### What is asked
Locate each line holding the string "title" and copy it.

(Items listed in a dataset)
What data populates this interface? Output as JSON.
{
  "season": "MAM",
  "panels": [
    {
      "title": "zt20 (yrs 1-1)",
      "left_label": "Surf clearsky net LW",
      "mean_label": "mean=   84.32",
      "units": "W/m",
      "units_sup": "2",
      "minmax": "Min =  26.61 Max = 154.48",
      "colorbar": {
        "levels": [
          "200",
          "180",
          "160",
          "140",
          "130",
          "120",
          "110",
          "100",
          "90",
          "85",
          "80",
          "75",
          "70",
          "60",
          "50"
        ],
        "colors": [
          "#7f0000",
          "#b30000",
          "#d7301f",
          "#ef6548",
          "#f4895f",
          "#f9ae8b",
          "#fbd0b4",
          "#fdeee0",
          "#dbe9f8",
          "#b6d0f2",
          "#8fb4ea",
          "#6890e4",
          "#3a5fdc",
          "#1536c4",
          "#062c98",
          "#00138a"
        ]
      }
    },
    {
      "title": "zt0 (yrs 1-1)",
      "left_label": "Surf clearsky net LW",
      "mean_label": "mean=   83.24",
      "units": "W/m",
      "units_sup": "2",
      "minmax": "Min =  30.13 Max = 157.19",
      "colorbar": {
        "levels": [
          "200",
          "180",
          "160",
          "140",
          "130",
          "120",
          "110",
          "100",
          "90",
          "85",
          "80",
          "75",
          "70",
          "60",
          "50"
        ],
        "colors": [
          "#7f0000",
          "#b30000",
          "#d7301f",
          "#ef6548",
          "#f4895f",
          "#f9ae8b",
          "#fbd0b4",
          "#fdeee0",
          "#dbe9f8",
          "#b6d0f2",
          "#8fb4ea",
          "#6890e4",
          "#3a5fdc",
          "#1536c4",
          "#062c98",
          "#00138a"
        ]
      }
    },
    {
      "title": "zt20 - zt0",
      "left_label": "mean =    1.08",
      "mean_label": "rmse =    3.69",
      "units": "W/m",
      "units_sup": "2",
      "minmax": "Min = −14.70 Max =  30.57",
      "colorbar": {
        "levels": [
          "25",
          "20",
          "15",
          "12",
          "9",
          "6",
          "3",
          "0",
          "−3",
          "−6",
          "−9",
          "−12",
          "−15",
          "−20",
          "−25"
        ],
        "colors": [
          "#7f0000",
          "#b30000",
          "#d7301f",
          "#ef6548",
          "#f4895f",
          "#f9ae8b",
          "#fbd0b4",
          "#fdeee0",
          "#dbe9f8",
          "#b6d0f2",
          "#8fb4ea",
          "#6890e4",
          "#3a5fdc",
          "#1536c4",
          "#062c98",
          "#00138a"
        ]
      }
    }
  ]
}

### Written answer
      "title": "zt20 (yrs 1-1)",
      "title": "zt0 (yrs 1-1)",
      "title": "zt20 - zt0",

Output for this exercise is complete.